Retype the rows word for word, beginning with the first row and stopping after the line that contains "svg-text:Cze: Cze: [364, 1722, 387, 1737]", with both of those lines included.

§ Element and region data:
■ ■ ■ ■ ■ ■ ■

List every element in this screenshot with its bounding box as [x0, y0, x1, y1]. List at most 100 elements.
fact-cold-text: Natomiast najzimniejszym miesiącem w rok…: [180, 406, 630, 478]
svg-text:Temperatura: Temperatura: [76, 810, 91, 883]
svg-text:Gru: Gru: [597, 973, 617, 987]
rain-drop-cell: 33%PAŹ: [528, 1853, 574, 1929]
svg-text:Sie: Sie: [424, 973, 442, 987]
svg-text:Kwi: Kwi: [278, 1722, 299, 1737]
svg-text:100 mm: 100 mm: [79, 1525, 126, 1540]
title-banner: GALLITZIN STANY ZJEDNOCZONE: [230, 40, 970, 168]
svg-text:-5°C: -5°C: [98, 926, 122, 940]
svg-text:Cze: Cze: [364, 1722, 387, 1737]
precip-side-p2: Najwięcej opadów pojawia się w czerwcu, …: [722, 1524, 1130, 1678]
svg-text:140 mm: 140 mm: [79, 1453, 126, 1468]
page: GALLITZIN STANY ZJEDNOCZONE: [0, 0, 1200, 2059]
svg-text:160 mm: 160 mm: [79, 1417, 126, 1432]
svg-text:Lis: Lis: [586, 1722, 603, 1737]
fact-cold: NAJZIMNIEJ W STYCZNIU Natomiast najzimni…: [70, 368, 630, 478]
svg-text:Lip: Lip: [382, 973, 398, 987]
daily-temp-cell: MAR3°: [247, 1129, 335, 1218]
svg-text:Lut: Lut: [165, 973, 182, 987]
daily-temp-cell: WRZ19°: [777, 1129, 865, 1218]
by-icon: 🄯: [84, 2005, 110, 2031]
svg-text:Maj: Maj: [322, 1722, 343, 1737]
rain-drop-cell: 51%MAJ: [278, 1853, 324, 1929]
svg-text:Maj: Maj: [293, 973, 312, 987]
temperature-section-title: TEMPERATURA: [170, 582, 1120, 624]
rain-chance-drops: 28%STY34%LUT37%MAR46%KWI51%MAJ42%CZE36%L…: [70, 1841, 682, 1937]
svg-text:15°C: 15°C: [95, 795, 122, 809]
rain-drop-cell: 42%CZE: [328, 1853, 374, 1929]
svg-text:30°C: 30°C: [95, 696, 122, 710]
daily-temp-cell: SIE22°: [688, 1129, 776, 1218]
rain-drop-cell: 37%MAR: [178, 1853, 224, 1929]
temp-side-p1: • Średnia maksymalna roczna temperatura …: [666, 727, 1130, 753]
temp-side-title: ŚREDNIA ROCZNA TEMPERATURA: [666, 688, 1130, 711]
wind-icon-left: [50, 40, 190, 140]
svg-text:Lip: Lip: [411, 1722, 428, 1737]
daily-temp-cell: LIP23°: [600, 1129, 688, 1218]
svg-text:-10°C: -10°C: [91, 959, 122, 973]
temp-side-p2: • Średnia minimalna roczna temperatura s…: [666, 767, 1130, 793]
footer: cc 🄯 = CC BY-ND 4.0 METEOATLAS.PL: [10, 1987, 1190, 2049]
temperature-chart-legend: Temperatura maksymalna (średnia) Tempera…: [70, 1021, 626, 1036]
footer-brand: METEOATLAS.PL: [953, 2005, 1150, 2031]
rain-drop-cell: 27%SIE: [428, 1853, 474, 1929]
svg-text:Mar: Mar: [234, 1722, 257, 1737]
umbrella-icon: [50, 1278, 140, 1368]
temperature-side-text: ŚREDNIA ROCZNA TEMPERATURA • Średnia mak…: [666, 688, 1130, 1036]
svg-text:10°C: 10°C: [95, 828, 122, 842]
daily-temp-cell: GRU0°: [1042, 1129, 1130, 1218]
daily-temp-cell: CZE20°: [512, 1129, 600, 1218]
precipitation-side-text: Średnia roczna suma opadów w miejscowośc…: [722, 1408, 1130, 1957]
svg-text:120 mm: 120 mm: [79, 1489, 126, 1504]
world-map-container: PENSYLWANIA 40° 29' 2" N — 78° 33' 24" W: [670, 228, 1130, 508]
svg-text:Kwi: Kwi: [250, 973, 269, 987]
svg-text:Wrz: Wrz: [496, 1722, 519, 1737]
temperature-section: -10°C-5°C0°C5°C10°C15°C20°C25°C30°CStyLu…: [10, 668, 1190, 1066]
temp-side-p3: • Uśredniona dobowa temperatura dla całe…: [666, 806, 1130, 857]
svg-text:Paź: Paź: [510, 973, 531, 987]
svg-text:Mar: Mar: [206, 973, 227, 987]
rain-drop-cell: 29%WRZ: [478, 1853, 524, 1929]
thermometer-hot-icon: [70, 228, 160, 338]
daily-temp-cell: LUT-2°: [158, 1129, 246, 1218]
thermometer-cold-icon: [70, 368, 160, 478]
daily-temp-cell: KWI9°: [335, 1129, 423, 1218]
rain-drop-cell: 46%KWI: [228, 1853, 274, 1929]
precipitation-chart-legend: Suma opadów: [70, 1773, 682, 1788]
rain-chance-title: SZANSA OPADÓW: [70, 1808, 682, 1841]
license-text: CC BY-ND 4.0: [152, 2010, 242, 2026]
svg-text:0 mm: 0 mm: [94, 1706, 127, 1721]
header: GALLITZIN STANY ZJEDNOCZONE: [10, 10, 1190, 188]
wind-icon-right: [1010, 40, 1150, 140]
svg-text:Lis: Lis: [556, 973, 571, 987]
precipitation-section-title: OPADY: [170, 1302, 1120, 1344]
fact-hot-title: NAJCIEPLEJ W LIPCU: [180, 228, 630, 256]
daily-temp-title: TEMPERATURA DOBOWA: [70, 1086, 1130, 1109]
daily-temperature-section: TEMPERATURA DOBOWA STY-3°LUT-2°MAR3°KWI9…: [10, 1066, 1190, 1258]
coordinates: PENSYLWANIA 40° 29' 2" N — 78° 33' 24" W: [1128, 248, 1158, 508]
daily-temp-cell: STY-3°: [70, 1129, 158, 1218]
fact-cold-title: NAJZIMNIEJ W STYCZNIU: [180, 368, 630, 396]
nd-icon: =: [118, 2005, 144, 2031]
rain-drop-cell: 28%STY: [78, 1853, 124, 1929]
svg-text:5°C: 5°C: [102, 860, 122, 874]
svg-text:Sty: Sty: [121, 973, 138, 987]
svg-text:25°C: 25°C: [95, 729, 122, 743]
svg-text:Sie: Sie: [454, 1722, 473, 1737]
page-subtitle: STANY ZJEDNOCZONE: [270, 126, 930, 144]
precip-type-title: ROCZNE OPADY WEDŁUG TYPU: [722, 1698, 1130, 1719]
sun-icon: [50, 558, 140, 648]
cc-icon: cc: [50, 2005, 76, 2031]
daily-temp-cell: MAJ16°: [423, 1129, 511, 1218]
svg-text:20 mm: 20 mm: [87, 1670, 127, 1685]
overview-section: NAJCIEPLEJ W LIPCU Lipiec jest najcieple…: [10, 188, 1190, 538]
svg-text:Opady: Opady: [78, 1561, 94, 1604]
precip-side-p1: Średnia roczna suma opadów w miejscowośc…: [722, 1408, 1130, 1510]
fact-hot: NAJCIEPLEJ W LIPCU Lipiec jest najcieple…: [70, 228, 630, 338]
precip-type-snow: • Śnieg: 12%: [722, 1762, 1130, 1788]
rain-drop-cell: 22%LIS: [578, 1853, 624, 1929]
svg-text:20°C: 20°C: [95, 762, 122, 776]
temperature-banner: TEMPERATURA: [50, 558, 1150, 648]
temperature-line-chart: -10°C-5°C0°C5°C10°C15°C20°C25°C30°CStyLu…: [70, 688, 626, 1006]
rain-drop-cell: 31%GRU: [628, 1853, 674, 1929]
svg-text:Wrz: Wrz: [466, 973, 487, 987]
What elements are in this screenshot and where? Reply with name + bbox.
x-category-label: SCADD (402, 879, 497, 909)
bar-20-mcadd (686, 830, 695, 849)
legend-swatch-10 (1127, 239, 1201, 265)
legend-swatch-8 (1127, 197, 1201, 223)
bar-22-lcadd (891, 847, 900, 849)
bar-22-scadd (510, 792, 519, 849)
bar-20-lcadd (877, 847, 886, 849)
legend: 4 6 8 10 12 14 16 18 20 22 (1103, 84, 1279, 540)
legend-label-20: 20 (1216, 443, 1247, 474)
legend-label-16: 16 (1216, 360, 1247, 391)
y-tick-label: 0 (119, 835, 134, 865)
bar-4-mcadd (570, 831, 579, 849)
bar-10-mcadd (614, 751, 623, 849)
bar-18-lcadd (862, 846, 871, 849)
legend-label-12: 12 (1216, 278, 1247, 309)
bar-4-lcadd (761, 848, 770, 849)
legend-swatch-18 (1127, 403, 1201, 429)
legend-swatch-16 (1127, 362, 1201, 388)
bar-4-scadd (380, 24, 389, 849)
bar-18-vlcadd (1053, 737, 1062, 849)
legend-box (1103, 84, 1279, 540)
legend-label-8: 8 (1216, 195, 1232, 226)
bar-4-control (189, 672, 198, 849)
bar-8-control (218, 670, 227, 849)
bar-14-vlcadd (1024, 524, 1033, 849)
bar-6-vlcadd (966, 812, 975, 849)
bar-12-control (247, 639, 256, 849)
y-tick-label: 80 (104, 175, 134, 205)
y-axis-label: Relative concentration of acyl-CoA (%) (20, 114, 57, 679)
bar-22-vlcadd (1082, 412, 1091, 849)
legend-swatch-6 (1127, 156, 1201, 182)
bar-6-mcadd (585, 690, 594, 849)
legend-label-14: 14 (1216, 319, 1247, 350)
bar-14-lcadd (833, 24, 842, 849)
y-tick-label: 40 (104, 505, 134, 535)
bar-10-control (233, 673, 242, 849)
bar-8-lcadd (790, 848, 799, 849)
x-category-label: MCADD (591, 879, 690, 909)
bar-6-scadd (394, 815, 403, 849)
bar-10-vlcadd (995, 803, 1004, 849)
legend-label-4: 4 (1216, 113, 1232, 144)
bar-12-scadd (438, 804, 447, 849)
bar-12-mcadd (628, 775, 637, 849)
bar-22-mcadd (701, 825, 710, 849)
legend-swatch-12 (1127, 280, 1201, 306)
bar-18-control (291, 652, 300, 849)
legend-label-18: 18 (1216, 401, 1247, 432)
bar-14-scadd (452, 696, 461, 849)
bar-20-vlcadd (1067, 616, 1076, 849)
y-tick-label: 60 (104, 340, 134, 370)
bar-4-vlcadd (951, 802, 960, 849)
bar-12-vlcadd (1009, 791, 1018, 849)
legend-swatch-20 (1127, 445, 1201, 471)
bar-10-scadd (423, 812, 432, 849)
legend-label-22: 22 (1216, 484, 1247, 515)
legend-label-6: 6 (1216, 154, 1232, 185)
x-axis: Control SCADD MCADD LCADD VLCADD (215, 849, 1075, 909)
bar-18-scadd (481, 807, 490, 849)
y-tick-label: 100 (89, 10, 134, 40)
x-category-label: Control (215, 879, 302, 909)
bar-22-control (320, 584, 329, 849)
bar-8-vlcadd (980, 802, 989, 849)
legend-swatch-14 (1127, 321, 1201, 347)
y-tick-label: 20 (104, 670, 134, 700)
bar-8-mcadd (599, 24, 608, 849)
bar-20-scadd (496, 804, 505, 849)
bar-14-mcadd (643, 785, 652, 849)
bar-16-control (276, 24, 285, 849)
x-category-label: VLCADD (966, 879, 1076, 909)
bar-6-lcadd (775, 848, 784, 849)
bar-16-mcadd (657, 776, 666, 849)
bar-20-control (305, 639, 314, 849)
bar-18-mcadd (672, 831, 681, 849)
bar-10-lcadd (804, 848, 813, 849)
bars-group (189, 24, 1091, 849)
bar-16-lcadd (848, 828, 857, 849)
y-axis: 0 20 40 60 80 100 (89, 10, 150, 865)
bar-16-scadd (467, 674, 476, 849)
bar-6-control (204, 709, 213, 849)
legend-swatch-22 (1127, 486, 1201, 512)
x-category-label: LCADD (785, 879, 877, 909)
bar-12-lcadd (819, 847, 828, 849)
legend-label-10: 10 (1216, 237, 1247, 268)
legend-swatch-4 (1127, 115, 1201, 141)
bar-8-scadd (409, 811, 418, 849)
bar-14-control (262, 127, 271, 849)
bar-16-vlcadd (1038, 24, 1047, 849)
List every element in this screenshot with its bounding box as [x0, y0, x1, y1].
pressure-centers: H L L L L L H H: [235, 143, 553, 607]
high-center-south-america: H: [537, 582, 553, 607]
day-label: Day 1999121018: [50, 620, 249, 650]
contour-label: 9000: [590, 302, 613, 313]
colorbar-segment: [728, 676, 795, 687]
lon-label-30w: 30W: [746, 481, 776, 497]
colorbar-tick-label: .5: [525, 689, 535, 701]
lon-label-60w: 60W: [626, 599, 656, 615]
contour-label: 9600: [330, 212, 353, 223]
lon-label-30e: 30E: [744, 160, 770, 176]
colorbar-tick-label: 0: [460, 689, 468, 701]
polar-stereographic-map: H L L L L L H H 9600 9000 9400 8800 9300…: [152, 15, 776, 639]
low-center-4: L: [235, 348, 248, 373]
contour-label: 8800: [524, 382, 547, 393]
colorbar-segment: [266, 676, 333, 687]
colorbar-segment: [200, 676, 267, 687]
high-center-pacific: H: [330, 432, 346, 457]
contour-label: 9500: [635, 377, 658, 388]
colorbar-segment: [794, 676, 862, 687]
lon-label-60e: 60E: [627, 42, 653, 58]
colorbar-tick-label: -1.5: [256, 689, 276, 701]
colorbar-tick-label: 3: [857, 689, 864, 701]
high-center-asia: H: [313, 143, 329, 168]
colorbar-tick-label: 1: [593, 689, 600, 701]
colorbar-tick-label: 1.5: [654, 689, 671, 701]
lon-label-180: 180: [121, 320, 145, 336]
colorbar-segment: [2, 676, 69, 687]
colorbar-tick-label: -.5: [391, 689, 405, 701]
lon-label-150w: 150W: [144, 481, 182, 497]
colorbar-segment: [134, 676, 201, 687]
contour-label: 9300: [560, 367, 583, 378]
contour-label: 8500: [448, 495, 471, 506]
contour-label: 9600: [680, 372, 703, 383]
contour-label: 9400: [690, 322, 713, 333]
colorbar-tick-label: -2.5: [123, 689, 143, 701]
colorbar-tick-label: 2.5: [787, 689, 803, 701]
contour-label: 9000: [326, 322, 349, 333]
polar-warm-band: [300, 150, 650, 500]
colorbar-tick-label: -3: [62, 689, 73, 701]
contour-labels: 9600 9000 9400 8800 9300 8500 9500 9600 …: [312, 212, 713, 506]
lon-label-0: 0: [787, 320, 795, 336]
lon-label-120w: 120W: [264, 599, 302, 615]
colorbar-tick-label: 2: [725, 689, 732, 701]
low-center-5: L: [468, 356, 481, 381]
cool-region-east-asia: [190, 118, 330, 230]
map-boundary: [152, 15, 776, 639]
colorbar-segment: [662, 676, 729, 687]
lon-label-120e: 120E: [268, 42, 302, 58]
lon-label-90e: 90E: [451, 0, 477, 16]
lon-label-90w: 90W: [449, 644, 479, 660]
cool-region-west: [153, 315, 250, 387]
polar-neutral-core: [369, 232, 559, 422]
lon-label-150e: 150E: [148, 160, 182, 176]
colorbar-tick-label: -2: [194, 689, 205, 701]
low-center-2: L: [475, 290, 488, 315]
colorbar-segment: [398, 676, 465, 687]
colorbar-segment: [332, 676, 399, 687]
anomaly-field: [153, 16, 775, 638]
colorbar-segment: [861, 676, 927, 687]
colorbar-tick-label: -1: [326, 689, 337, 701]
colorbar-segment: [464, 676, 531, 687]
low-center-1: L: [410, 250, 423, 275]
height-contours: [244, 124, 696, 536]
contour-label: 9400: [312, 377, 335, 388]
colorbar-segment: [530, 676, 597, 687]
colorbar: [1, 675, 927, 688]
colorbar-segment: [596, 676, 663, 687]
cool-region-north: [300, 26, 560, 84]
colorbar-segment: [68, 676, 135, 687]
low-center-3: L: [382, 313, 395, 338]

■ ■ ■ ■ ■ ■ ■

§ CORRECT RESPONSE:
List every element in this screenshot with its bounding box as [x0, y0, x1, y1]. List at most 100 elements.
fact-cold-text: Natomiast najzimniejszym miesiącem w rok…: [180, 406, 630, 478]
svg-text:Temperatura: Temperatura: [76, 810, 91, 883]
svg-text:Gru: Gru: [597, 973, 617, 987]
rain-drop-cell: 33%PAŹ: [528, 1853, 574, 1929]
svg-text:Sie: Sie: [424, 973, 442, 987]
svg-text:Kwi: Kwi: [278, 1722, 299, 1737]
svg-text:100 mm: 100 mm: [79, 1525, 126, 1540]
title-banner: GALLITZIN STANY ZJEDNOCZONE: [230, 40, 970, 168]
svg-text:-5°C: -5°C: [98, 926, 122, 940]
svg-text:Cze: Cze: [364, 1722, 387, 1737]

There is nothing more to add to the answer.